AIM>
Reproduce all the entries precisely.

## Begin INFORMATION PROVIDED

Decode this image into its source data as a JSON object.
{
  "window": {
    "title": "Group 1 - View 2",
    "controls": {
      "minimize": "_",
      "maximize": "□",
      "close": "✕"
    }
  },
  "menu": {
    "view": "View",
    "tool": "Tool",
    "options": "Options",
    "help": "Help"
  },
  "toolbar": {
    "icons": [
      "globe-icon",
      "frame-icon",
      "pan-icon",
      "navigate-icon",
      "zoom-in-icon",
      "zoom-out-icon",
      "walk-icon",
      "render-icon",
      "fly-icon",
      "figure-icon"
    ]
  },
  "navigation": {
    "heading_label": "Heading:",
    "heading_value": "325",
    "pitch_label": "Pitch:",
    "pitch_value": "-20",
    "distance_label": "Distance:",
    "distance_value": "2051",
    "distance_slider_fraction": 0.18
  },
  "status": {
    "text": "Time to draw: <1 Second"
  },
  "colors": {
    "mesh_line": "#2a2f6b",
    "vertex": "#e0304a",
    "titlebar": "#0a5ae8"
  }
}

## End INFORMATION PROVIDED

FINISHED ANSWER>
Decode this image into its source data as a JSON object.
{
  "window": {
    "title": "Group 1 - View 2",
    "controls": {
      "minimize": "_",
      "maximize": "□",
      "close": "✕"
    }
  },
  "menu": {
    "view": "View",
    "tool": "Tool",
    "options": "Options",
    "help": "Help"
  },
  "toolbar": {
    "icons": [
      "globe-icon",
      "frame-icon",
      "pan-icon",
      "navigate-icon",
      "zoom-in-icon",
      "zoom-out-icon",
      "walk-icon",
      "render-icon",
      "fly-icon",
      "figure-icon"
    ]
  },
  "navigation": {
    "heading_label": "Heading:",
    "heading_value": "325",
    "pitch_label": "Pitch:",
    "pitch_value": "-20",
    "distance_label": "Distance:",
    "distance_value": "2051",
    "distance_slider_fraction": 0.18
  },
  "status": {
    "text": "Time to draw: <1 Second"
  },
  "colors": {
    "mesh_line": "#2a2f6b",
    "vertex": "#e0304a",
    "titlebar": "#0a5ae8"
  }
}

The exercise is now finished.